_The exercise_
From the data that follows, copy every line holding the string "legal".

____________________

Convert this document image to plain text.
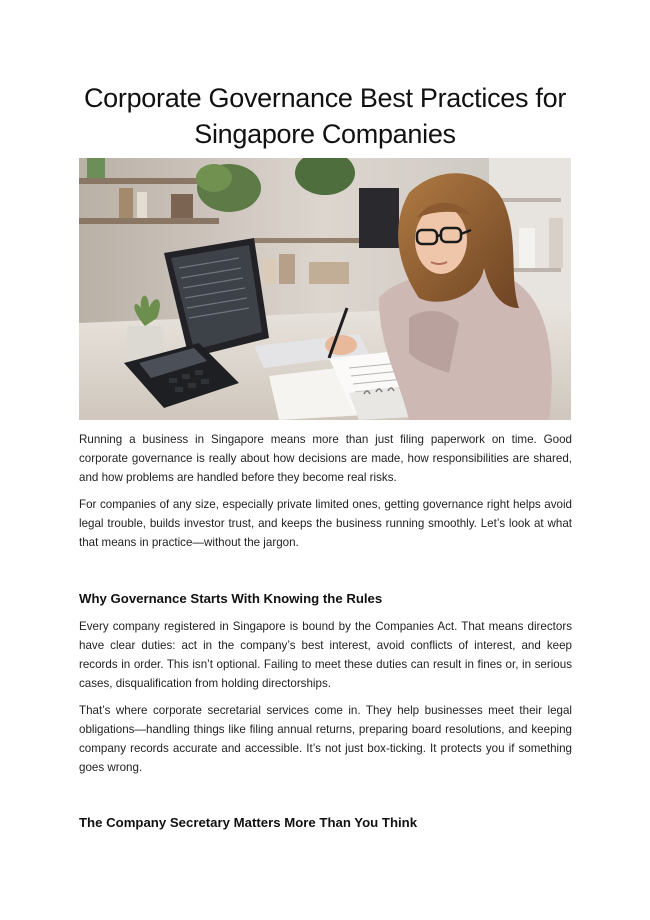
Corporate Governance Best Practices for Singapore Companies

Running a business in Singapore means more than just filing paperwork on time. Good corporate governance is really about how decisions are made, how responsibilities are shared, and how problems are handled before they become real risks.

For companies of any size, especially private limited ones, getting governance right helps avoid legal trouble, builds investor trust, and keeps the business running smoothly. Let’s look at what that means in practice—without the jargon.

Why Governance Starts With Knowing the Rules

Every company registered in Singapore is bound by the Companies Act. That means directors have clear duties: act in the company’s best interest, avoid conflicts of interest, and keep records in order. This isn’t optional. Failing to meet these duties can result in fines or, in serious cases, disqualification from holding directorships.

That’s where corporate secretarial services come in. They help businesses meet their legal obligations—handling things like filing annual returns, preparing board resolutions, and keeping company records accurate and accessible. It’s not just box-ticking. It protects you if something goes wrong.

The Company Secretary Matters More Than You Think
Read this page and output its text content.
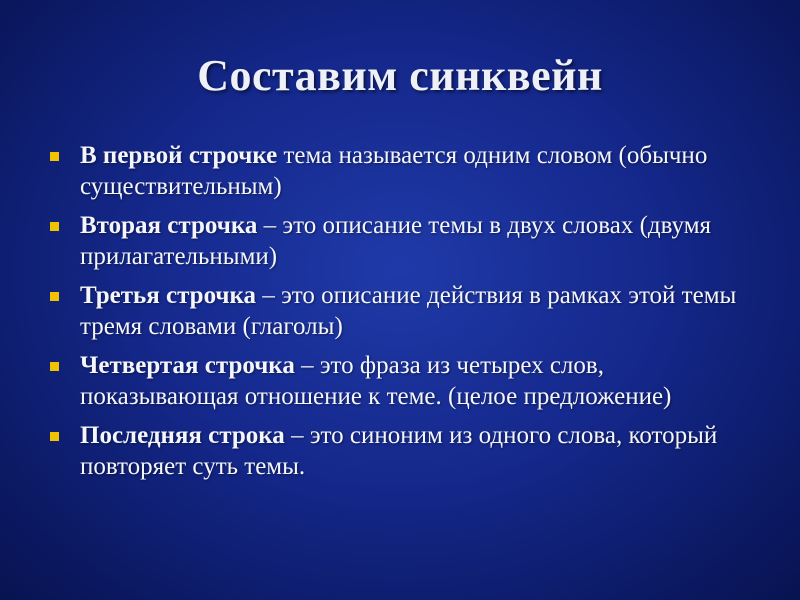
Составим синквейн
В первой строчке тема называется одним словом (обычно существительным)
Вторая строчка – это описание темы в двух словах (двумя прилагательными)
Третья строчка – это описание действия в рамках этой темы тремя словами (глаголы)
Четвертая строчка – это фраза из четырех слов, показывающая отношение к теме. (целое предложение)
Последняя строка – это синоним из одного слова, который повторяет суть темы.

____________________

_Problem solution_
For companies of any size, especially private limited ones, getting governance right helps avoid legal trouble, builds investor trust, and keeps the business running smoothly. Let’s look at what that means in practice—without the jargon.
That’s where corporate secretarial services come in. They help businesses meet their legal obligations—handling things like filing annual returns, preparing board resolutions, and keeping company records accurate and accessible. It’s not just box-ticking. It protects you if something goes wrong.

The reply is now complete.